§ **Stated problem**
Search the material for the string "specific" and copy each line where it occurs.

§ **Raw data**

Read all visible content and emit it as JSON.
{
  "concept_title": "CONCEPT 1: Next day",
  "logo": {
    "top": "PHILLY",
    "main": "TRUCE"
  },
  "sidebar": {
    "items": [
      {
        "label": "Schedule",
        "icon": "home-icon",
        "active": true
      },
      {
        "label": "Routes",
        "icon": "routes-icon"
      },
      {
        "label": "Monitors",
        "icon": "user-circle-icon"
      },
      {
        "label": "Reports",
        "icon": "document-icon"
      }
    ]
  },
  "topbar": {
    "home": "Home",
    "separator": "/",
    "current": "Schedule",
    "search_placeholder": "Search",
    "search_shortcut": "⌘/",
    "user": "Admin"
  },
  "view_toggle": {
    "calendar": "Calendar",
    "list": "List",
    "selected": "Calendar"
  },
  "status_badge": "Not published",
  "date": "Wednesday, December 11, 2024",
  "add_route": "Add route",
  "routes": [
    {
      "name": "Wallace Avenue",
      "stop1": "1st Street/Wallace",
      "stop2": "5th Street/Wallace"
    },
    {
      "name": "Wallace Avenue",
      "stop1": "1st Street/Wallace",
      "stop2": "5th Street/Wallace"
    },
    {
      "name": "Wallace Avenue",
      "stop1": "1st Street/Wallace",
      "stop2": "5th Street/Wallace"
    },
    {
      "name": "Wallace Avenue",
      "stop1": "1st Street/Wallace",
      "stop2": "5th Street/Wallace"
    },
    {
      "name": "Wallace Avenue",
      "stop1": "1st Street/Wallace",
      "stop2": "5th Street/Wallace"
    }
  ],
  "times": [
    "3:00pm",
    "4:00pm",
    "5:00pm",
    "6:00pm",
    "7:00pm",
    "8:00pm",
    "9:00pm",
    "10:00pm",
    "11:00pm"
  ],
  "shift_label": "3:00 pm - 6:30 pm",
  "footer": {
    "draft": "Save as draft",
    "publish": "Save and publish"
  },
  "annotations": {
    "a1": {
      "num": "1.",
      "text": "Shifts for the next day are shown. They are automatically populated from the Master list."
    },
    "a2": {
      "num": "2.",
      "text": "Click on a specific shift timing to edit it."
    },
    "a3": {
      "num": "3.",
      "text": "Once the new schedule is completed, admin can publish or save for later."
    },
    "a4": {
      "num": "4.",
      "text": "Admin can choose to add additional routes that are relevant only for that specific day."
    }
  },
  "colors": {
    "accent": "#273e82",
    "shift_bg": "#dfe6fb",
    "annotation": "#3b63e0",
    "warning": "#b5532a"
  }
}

§ **The result**
      "text": "Click on a specific shift timing to edit it."
      "text": "Admin can choose to add additional routes that are relevant only for that specific day."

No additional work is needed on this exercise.